→ **Aim of the exercise**:
Tell how many lines in the data below hold the string "Ratio"; give nothing but the number.

→ **Data records**:

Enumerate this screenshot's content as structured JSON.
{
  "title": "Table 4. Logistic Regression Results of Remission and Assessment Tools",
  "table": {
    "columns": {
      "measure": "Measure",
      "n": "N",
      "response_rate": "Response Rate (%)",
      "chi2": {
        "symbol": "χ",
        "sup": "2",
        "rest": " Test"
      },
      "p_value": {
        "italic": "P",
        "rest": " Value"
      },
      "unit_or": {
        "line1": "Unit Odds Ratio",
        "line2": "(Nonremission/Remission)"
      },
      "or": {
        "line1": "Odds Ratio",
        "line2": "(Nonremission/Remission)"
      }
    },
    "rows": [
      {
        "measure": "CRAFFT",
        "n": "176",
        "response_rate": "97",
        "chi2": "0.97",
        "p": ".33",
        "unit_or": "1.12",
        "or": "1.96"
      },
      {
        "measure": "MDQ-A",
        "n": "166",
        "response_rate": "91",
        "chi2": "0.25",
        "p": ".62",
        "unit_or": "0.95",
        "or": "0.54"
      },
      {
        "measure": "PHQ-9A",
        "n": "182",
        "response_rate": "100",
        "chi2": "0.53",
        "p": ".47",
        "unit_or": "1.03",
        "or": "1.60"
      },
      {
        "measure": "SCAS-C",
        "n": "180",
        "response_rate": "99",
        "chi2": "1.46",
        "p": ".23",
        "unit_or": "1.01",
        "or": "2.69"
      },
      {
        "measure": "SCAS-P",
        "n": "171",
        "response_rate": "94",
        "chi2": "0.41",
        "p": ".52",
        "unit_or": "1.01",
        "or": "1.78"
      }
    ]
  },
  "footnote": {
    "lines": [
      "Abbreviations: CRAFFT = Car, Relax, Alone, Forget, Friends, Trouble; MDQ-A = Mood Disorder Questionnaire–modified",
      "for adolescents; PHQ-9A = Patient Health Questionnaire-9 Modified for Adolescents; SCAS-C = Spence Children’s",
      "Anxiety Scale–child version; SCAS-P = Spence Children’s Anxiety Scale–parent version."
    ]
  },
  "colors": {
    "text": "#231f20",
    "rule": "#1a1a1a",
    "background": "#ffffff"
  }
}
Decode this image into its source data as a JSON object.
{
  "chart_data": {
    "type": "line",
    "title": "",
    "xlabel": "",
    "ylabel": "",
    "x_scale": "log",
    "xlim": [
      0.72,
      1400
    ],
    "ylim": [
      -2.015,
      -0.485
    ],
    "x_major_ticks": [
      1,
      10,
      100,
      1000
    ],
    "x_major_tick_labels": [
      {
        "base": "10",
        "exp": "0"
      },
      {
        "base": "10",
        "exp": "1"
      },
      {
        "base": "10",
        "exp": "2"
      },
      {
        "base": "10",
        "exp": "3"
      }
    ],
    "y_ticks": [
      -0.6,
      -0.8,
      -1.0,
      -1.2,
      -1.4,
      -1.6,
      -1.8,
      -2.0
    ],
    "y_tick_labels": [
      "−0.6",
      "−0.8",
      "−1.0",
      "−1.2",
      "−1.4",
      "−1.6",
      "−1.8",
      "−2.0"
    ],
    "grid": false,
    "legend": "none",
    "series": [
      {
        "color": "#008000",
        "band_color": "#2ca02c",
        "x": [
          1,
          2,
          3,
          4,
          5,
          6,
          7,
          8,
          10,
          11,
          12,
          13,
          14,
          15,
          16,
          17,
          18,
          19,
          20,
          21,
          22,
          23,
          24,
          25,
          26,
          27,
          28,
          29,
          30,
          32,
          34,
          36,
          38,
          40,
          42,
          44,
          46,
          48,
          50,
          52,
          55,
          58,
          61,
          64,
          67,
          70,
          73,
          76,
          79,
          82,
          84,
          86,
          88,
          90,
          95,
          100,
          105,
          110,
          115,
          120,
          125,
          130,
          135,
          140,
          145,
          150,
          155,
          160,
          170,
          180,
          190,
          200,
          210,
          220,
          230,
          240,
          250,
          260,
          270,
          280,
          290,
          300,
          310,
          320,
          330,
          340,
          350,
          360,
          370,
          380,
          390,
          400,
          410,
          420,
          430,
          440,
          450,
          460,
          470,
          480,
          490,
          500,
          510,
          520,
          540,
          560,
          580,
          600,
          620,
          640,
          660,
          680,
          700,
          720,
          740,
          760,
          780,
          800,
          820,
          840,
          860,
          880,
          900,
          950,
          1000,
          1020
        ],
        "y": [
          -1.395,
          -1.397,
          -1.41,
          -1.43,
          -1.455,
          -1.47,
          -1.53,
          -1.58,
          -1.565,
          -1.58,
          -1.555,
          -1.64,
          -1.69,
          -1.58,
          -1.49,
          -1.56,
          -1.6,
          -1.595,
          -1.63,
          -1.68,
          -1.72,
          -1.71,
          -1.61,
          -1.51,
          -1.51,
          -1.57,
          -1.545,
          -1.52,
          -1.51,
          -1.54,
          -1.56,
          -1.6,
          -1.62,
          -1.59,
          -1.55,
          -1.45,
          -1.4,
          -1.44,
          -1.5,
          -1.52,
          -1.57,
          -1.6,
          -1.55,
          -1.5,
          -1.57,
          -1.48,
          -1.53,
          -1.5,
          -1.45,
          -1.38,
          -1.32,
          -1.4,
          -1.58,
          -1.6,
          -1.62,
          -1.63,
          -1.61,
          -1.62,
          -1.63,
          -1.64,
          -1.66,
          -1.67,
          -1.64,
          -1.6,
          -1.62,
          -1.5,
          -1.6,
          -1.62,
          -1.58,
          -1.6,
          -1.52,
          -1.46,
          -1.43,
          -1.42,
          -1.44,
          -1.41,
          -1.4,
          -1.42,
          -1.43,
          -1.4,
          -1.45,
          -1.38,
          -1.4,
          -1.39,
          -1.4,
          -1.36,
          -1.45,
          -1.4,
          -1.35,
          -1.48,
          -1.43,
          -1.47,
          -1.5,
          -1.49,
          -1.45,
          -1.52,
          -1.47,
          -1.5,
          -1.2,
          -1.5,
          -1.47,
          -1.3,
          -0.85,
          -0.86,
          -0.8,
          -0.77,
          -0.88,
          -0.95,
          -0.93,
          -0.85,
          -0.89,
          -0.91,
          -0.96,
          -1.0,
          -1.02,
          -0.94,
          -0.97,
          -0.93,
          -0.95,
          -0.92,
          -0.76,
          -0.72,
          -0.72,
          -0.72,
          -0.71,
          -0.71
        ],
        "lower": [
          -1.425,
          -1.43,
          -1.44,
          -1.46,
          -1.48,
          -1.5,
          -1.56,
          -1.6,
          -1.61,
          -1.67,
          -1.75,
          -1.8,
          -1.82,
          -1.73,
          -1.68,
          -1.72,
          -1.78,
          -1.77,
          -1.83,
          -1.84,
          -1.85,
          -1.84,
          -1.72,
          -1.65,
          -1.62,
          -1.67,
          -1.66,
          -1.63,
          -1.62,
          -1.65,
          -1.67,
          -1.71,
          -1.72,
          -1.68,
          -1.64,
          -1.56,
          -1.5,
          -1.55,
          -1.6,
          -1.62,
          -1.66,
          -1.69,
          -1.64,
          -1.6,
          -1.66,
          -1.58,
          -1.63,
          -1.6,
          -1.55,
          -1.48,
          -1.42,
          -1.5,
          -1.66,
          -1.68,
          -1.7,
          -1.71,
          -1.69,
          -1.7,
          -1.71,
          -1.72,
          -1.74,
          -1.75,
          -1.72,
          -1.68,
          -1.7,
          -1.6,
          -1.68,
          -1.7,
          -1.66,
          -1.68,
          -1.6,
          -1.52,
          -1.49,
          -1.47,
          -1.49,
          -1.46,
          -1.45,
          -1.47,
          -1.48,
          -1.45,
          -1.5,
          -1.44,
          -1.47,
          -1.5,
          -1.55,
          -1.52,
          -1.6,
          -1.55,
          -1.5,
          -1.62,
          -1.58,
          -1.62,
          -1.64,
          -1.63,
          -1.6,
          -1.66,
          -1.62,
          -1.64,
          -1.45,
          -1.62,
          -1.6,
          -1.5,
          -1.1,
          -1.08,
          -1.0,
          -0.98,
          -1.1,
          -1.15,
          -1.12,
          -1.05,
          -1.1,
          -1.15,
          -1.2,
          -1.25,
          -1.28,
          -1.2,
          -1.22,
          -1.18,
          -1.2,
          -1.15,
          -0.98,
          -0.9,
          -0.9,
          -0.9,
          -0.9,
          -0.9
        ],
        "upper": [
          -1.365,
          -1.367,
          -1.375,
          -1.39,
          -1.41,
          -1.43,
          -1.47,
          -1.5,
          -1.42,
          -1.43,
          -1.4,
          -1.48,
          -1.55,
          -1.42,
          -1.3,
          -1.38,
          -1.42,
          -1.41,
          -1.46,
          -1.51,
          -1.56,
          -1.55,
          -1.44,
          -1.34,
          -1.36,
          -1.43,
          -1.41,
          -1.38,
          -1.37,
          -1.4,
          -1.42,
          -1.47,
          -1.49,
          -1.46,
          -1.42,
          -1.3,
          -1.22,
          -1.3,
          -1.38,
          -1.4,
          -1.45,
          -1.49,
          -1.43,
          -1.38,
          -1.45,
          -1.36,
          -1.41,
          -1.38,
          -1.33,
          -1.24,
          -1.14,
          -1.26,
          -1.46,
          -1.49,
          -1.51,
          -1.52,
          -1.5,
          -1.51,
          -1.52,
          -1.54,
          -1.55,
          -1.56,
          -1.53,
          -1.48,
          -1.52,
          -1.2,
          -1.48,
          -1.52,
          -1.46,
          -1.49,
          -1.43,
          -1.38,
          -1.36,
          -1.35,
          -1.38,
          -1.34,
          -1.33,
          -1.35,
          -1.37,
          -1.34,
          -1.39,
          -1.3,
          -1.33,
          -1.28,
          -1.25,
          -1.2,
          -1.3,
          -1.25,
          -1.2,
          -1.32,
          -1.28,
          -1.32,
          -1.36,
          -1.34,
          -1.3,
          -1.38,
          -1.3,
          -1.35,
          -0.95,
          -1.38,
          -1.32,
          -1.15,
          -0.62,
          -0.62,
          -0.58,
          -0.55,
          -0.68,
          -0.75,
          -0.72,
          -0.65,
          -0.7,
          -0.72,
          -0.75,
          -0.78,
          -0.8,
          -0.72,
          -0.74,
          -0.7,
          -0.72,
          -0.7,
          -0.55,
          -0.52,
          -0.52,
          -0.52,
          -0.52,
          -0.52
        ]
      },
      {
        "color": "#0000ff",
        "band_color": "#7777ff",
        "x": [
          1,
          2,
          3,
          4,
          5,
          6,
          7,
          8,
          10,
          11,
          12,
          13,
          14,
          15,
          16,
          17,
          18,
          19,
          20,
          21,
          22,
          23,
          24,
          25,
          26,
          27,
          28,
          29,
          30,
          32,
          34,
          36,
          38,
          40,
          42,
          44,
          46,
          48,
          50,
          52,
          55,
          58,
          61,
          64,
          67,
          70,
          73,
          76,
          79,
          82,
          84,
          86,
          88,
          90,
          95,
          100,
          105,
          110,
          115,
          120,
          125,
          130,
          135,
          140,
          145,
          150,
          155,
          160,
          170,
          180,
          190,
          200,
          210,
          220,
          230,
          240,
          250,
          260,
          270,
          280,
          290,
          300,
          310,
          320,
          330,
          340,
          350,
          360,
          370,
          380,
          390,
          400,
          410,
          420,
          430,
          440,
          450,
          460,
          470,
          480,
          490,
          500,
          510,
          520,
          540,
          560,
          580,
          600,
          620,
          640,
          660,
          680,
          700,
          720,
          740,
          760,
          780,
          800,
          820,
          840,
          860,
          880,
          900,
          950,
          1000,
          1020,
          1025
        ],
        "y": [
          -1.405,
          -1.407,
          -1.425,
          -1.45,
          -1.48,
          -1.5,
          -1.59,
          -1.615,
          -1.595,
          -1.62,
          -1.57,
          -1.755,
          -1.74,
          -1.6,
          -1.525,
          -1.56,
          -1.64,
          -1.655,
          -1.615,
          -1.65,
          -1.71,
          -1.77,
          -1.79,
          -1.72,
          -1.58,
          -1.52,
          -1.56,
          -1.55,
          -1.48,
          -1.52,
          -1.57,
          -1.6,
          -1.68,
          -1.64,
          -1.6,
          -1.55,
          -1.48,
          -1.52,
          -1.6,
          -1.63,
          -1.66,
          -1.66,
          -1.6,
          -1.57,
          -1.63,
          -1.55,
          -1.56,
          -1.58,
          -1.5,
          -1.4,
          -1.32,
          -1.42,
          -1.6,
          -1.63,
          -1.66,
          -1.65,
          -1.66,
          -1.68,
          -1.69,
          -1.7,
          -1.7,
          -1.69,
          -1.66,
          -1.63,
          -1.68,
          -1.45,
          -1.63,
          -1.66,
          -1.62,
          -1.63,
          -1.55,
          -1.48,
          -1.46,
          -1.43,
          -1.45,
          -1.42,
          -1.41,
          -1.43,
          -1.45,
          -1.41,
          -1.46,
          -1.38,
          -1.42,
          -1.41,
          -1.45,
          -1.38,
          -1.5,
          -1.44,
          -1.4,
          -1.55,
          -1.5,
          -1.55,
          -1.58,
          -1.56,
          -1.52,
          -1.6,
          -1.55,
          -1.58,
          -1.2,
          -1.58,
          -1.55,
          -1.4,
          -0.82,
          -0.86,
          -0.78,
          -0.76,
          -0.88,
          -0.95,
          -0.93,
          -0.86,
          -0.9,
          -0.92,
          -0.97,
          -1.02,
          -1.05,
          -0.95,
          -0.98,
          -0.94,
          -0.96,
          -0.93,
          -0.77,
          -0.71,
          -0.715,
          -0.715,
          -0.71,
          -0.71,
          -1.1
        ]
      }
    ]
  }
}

→ **Exercise solution**:
2